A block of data
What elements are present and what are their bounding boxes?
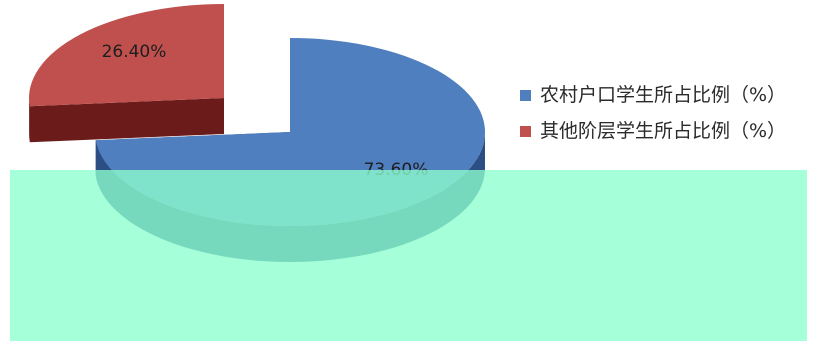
legend-swatch-other [520,126,531,137]
overlay-band [10,170,807,341]
pie-slice-1 [28,4,225,107]
legend-item-other: 其他阶层学生所占比例（%） [518,116,808,146]
legend-label-other: 其他阶层学生所占比例（%） [540,120,787,142]
pie-wall-1-0 [29,98,224,143]
legend-label-rural: 农村户口学生所占比例（%） [540,84,787,106]
legend-swatch-rural [520,90,531,101]
legend-item-rural: 农村户口学生所占比例（%） [518,80,808,110]
chart-legend: 农村户口学生所占比例（%） 其他阶层学生所占比例（%） [518,80,808,146]
pie-data-label-1: 26.40% [102,42,167,62]
pie-rim-1 [29,98,30,143]
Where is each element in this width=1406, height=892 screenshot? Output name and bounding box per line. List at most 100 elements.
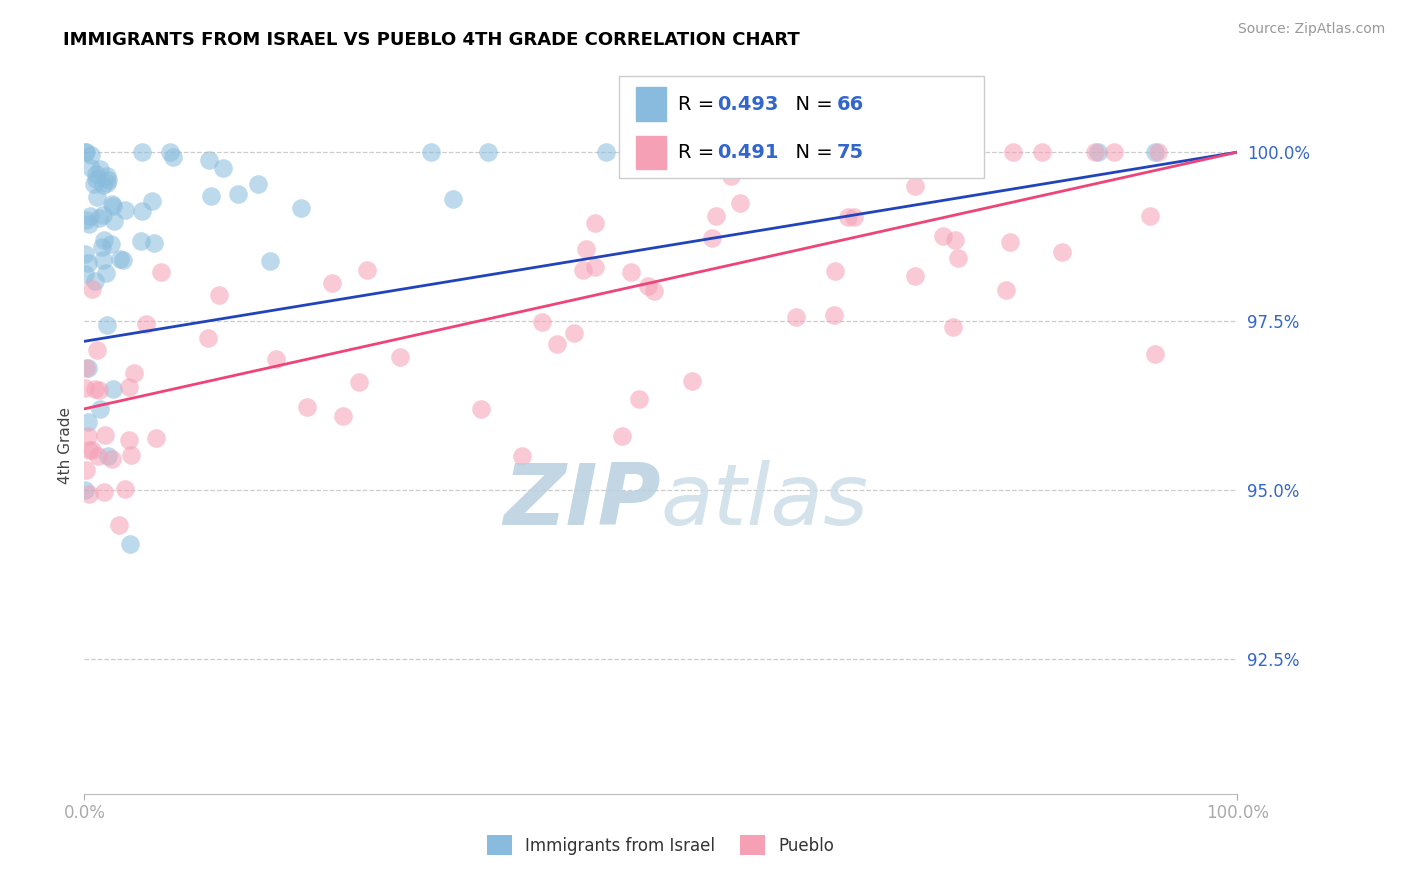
- Point: [112, 253, 135, 268]
- Point: [995, 283, 1018, 297]
- Point: [108, 518, 131, 533]
- Point: [114, 482, 136, 496]
- Point: [114, 203, 136, 218]
- Point: [100, 237, 122, 252]
- Point: [619, 264, 641, 278]
- Point: [131, 203, 153, 218]
- Point: [547, 336, 569, 351]
- Point: [91, 178, 114, 192]
- Point: [122, 366, 145, 380]
- Point: [93, 428, 115, 442]
- Point: [118, 434, 141, 448]
- Point: [610, 429, 633, 443]
- Point: [837, 210, 859, 224]
- Point: [142, 235, 165, 250]
- Point: [97, 449, 120, 463]
- Point: [785, 310, 807, 324]
- Point: [356, 263, 378, 277]
- Point: [212, 161, 235, 175]
- Point: [628, 392, 651, 407]
- Point: [332, 409, 354, 423]
- Point: [844, 210, 866, 224]
- Point: [77, 442, 100, 457]
- Point: [290, 201, 312, 215]
- Point: [89, 384, 111, 398]
- Point: [73, 268, 96, 282]
- Point: [1084, 145, 1107, 160]
- Text: IMMIGRANTS FROM ISRAEL VS PUEBLO 4TH GRADE CORRELATION CHART: IMMIGRANTS FROM ISRAEL VS PUEBLO 4TH GRA…: [63, 31, 800, 49]
- Point: [80, 147, 103, 161]
- Text: atlas: atlas: [661, 460, 869, 543]
- Point: [1102, 145, 1125, 160]
- Point: [583, 216, 606, 230]
- Point: [149, 264, 172, 278]
- Point: [73, 247, 96, 261]
- Point: [643, 284, 665, 298]
- Point: [347, 375, 370, 389]
- Point: [83, 382, 105, 396]
- Point: [420, 145, 443, 160]
- Point: [652, 145, 675, 160]
- Point: [247, 177, 270, 191]
- Point: [75, 463, 97, 477]
- Point: [1144, 145, 1167, 160]
- Point: [159, 145, 181, 160]
- Point: [1143, 347, 1166, 361]
- Point: [75, 212, 97, 227]
- Point: [259, 254, 281, 268]
- Point: [145, 431, 167, 445]
- Point: [101, 382, 124, 396]
- Point: [321, 277, 343, 291]
- Point: [704, 209, 727, 223]
- Point: [86, 343, 108, 357]
- Point: [823, 308, 845, 322]
- Point: [162, 150, 184, 164]
- Text: 75: 75: [837, 143, 863, 162]
- Point: [198, 153, 221, 168]
- Point: [575, 242, 598, 256]
- Point: [100, 451, 122, 466]
- Point: [120, 537, 142, 551]
- Point: [583, 260, 606, 275]
- Point: [101, 197, 124, 211]
- Text: R =: R =: [678, 95, 720, 114]
- Point: [108, 252, 131, 266]
- Point: [200, 189, 222, 203]
- Point: [73, 483, 96, 497]
- Point: [76, 256, 98, 270]
- Point: [80, 161, 103, 175]
- Point: [75, 145, 97, 160]
- Point: [93, 233, 115, 247]
- Point: [595, 145, 617, 160]
- Point: [942, 319, 965, 334]
- Point: [477, 145, 499, 160]
- Point: [96, 176, 118, 190]
- Point: [89, 162, 111, 177]
- Point: [96, 318, 118, 332]
- Point: [1147, 145, 1170, 160]
- Point: [76, 361, 98, 376]
- Point: [77, 429, 100, 443]
- Point: [208, 288, 231, 302]
- Point: [79, 487, 101, 501]
- Y-axis label: 4th Grade: 4th Grade: [58, 408, 73, 484]
- Text: R =: R =: [678, 143, 720, 162]
- Point: [87, 450, 110, 464]
- Point: [89, 401, 111, 416]
- Point: [77, 415, 100, 429]
- Point: [637, 278, 659, 293]
- Point: [84, 172, 107, 186]
- Point: [389, 351, 412, 365]
- Point: [118, 380, 141, 394]
- Point: [197, 330, 219, 344]
- Point: [681, 374, 703, 388]
- Point: [129, 234, 152, 248]
- Point: [904, 179, 927, 194]
- Point: [96, 169, 118, 183]
- Point: [96, 267, 118, 281]
- Point: [658, 145, 681, 160]
- Text: 66: 66: [837, 95, 863, 114]
- Point: [93, 485, 115, 500]
- Point: [755, 145, 778, 160]
- Text: 0.491: 0.491: [717, 143, 779, 162]
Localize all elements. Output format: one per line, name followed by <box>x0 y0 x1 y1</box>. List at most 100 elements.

WRITTEN TASK
Copy the lines word for word, starting with the line that contains "- Point: [112, 253, 135, 268]" and going on through the line that contains "- Point: [91, 178, 114, 192]".

EXERCISE ANSWER
- Point: [112, 253, 135, 268]
- Point: [995, 283, 1018, 297]
- Point: [108, 518, 131, 533]
- Point: [114, 482, 136, 496]
- Point: [114, 203, 136, 218]
- Point: [100, 237, 122, 252]
- Point: [619, 264, 641, 278]
- Point: [131, 203, 153, 218]
- Point: [547, 336, 569, 351]
- Point: [91, 178, 114, 192]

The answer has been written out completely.